Reproduce the following material exactly, including every line.

----- Records provided

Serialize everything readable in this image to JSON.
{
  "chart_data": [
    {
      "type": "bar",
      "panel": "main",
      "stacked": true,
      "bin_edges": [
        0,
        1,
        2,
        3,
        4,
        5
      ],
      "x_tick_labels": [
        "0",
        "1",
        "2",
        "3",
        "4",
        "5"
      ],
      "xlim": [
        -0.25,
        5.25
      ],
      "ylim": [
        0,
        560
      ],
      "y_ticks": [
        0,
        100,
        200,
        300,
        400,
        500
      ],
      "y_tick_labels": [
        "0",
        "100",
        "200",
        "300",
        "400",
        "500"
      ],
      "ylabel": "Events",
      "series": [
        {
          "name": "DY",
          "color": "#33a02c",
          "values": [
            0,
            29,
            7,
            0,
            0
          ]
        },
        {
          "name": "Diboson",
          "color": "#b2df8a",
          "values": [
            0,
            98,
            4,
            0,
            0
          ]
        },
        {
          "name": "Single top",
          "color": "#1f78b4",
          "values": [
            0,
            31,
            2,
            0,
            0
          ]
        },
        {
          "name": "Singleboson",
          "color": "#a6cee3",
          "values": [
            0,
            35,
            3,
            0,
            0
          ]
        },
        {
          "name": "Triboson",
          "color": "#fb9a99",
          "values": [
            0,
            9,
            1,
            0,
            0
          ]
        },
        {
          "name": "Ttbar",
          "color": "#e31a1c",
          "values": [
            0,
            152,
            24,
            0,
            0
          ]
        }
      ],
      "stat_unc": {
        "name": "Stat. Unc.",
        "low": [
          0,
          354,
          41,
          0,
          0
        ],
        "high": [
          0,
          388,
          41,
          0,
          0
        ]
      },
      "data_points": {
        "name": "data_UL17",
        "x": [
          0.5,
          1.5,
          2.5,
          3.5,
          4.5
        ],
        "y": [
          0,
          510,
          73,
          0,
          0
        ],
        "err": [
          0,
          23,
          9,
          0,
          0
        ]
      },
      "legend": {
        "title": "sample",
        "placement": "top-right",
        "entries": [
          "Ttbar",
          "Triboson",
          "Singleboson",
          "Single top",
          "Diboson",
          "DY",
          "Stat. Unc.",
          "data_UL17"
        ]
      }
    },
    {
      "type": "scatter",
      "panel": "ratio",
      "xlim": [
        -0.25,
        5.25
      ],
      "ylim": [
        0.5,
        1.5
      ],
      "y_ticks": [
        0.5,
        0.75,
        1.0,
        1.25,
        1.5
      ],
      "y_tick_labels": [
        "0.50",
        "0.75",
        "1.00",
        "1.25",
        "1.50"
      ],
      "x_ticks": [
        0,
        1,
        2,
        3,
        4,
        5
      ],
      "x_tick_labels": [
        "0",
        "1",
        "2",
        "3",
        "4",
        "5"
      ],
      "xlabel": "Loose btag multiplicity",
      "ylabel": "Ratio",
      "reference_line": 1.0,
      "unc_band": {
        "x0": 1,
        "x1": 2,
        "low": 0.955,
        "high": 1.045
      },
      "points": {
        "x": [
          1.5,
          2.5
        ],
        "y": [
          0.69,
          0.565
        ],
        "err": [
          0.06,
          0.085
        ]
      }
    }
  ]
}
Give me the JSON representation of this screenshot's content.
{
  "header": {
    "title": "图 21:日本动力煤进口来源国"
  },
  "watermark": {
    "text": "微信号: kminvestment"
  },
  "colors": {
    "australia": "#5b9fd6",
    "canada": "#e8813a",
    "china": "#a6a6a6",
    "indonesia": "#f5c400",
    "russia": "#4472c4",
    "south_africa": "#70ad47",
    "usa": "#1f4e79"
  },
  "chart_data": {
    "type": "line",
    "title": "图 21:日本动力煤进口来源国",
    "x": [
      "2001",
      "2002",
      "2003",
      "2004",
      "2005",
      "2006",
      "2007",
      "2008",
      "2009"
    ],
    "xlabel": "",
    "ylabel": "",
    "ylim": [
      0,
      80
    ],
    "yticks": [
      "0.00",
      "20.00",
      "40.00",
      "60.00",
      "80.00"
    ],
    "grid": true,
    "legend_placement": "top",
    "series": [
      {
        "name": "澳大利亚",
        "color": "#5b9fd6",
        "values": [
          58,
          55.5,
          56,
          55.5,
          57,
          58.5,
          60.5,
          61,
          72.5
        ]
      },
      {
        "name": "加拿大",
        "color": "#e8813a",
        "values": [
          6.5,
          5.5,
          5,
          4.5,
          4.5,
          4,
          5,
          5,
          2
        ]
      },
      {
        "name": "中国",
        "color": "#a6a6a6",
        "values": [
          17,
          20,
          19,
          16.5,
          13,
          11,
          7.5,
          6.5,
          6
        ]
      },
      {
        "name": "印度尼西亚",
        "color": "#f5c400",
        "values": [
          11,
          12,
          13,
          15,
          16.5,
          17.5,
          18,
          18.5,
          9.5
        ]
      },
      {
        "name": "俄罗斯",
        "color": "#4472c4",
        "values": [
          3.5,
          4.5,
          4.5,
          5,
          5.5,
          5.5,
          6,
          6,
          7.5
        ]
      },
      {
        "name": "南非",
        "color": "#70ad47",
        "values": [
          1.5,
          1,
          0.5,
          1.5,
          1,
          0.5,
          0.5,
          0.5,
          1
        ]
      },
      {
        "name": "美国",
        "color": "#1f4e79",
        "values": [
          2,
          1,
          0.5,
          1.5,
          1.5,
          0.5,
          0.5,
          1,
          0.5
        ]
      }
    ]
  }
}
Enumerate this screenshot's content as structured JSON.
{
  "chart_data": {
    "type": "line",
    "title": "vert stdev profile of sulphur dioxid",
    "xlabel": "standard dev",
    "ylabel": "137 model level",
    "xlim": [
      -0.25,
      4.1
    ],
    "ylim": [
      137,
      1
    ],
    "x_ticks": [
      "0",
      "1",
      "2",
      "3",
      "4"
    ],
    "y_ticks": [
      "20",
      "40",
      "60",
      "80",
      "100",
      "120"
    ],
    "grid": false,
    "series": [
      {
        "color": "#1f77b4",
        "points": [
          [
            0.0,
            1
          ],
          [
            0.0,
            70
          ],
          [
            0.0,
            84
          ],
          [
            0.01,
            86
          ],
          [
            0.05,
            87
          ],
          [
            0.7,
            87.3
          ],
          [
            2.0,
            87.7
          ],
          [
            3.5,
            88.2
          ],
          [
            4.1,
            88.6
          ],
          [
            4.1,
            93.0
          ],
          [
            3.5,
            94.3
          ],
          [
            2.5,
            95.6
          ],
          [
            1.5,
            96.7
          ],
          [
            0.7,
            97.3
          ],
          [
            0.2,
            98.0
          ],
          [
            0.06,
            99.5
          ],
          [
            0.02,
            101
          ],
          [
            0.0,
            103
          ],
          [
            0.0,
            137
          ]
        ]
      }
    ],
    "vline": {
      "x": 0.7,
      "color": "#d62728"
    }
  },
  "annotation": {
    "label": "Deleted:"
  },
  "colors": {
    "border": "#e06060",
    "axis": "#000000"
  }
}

----------

> [Result]:
Serialize everything readable in this image to JSON.
{
  "chart_data": [
    {
      "type": "bar",
      "panel": "main",
      "stacked": true,
      "bin_edges": [
        0,
        1,
        2,
        3,
        4,
        5
      ],
      "x_tick_labels": [
        "0",
        "1",
        "2",
        "3",
        "4",
        "5"
      ],
      "xlim": [
        -0.25,
        5.25
      ],
      "ylim": [
        0,
        560
      ],
      "y_ticks": [
        0,
        100,
        200,
        300,
        400,
        500
      ],
      "y_tick_labels": [
        "0",
        "100",
        "200",
        "300",
        "400",
        "500"
      ],
      "ylabel": "Events",
      "series": [
        {
          "name": "DY",
          "color": "#33a02c",
          "values": [
            0,
            29,
            7,
            0,
            0
          ]
        },
        {
          "name": "Diboson",
          "color": "#b2df8a",
          "values": [
            0,
            98,
            4,
            0,
            0
          ]
        },
        {
          "name": "Single top",
          "color": "#1f78b4",
          "values": [
            0,
            31,
            2,
            0,
            0
          ]
        },
        {
          "name": "Singleboson",
          "color": "#a6cee3",
          "values": [
            0,
            35,
            3,
            0,
            0
          ]
        },
        {
          "name": "Triboson",
          "color": "#fb9a99",
          "values": [
            0,
            9,
            1,
            0,
            0
          ]
        },
        {
          "name": "Ttbar",
          "color": "#e31a1c",
          "values": [
            0,
            152,
            24,
            0,
            0
          ]
        }
      ],
      "stat_unc": {
        "name": "Stat. Unc.",
        "low": [
          0,
          354,
          41,
          0,
          0
        ],
        "high": [
          0,
          388,
          41,
          0,
          0
        ]
      },
      "data_points": {
        "name": "data_UL17",
        "x": [
          0.5,
          1.5,
          2.5,
          3.5,
          4.5
        ],
        "y": [
          0,
          510,
          73,
          0,
          0
        ],
        "err": [
          0,
          23,
          9,
          0,
          0
        ]
      },
      "legend": {
        "title": "sample",
        "placement": "top-right",
        "entries": [
          "Ttbar",
          "Triboson",
          "Singleboson",
          "Single top",
          "Diboson",
          "DY",
          "Stat. Unc.",
          "data_UL17"
        ]
      }
    },
    {
      "type": "scatter",
      "panel": "ratio",
      "xlim": [
        -0.25,
        5.25
      ],
      "ylim": [
        0.5,
        1.5
      ],
      "y_ticks": [
        0.5,
        0.75,
        1.0,
        1.25,
        1.5
      ],
      "y_tick_labels": [
        "0.50",
        "0.75",
        "1.00",
        "1.25",
        "1.50"
      ],
      "x_ticks": [
        0,
        1,
        2,
        3,
        4,
        5
      ],
      "x_tick_labels": [
        "0",
        "1",
        "2",
        "3",
        "4",
        "5"
      ],
      "xlabel": "Loose btag multiplicity",
      "ylabel": "Ratio",
      "reference_line": 1.0,
      "unc_band": {
        "x0": 1,
        "x1": 2,
        "low": 0.955,
        "high": 1.045
      },
      "points": {
        "x": [
          1.5,
          2.5
        ],
        "y": [
          0.69,
          0.565
        ],
        "err": [
          0.06,
          0.085
        ]
      }
    }
  ]
}
Give me the JSON representation of this screenshot's content.
{
  "header": {
    "title": "图 21:日本动力煤进口来源国"
  },
  "watermark": {
    "text": "微信号: kminvestment"
  },
  "colors": {
    "australia": "#5b9fd6",
    "canada": "#e8813a",
    "china": "#a6a6a6",
    "indonesia": "#f5c400",
    "russia": "#4472c4",
    "south_africa": "#70ad47",
    "usa": "#1f4e79"
  },
  "chart_data": {
    "type": "line",
    "title": "图 21:日本动力煤进口来源国",
    "x": [
      "2001",
      "2002",
      "2003",
      "2004",
      "2005",
      "2006",
      "2007",
      "2008",
      "2009"
    ],
    "xlabel": "",
    "ylabel": "",
    "ylim": [
      0,
      80
    ],
    "yticks": [
      "0.00",
      "20.00",
      "40.00",
      "60.00",
      "80.00"
    ],
    "grid": true,
    "legend_placement": "top",
    "series": [
      {
        "name": "澳大利亚",
        "color": "#5b9fd6",
        "values": [
          58,
          55.5,
          56,
          55.5,
          57,
          58.5,
          60.5,
          61,
          72.5
        ]
      },
      {
        "name": "加拿大",
        "color": "#e8813a",
        "values": [
          6.5,
          5.5,
          5,
          4.5,
          4.5,
          4,
          5,
          5,
          2
        ]
      },
      {
        "name": "中国",
        "color": "#a6a6a6",
        "values": [
          17,
          20,
          19,
          16.5,
          13,
          11,
          7.5,
          6.5,
          6
        ]
      },
      {
        "name": "印度尼西亚",
        "color": "#f5c400",
        "values": [
          11,
          12,
          13,
          15,
          16.5,
          17.5,
          18,
          18.5,
          9.5
        ]
      },
      {
        "name": "俄罗斯",
        "color": "#4472c4",
        "values": [
          3.5,
          4.5,
          4.5,
          5,
          5.5,
          5.5,
          6,
          6,
          7.5
        ]
      },
      {
        "name": "南非",
        "color": "#70ad47",
        "values": [
          1.5,
          1,
          0.5,
          1.5,
          1,
          0.5,
          0.5,
          0.5,
          1
        ]
      },
      {
        "name": "美国",
        "color": "#1f4e79",
        "values": [
          2,
          1,
          0.5,
          1.5,
          1.5,
          0.5,
          0.5,
          1,
          0.5
        ]
      }
    ]
  }
}
Enumerate this screenshot's content as structured JSON.
{
  "chart_data": {
    "type": "line",
    "title": "vert stdev profile of sulphur dioxid",
    "xlabel": "standard dev",
    "ylabel": "137 model level",
    "xlim": [
      -0.25,
      4.1
    ],
    "ylim": [
      137,
      1
    ],
    "x_ticks": [
      "0",
      "1",
      "2",
      "3",
      "4"
    ],
    "y_ticks": [
      "20",
      "40",
      "60",
      "80",
      "100",
      "120"
    ],
    "grid": false,
    "series": [
      {
        "color": "#1f77b4",
        "points": [
          [
            0.0,
            1
          ],
          [
            0.0,
            70
          ],
          [
            0.0,
            84
          ],
          [
            0.01,
            86
          ],
          [
            0.05,
            87
          ],
          [
            0.7,
            87.3
          ],
          [
            2.0,
            87.7
          ],
          [
            3.5,
            88.2
          ],
          [
            4.1,
            88.6
          ],
          [
            4.1,
            93.0
          ],
          [
            3.5,
            94.3
          ],
          [
            2.5,
            95.6
          ],
          [
            1.5,
            96.7
          ],
          [
            0.7,
            97.3
          ],
          [
            0.2,
            98.0
          ],
          [
            0.06,
            99.5
          ],
          [
            0.02,
            101
          ],
          [
            0.0,
            103
          ],
          [
            0.0,
            137
          ]
        ]
      }
    ],
    "vline": {
      "x": 0.7,
      "color": "#d62728"
    }
  },
  "annotation": {
    "label": "Deleted:"
  },
  "colors": {
    "border": "#e06060",
    "axis": "#000000"
  }
}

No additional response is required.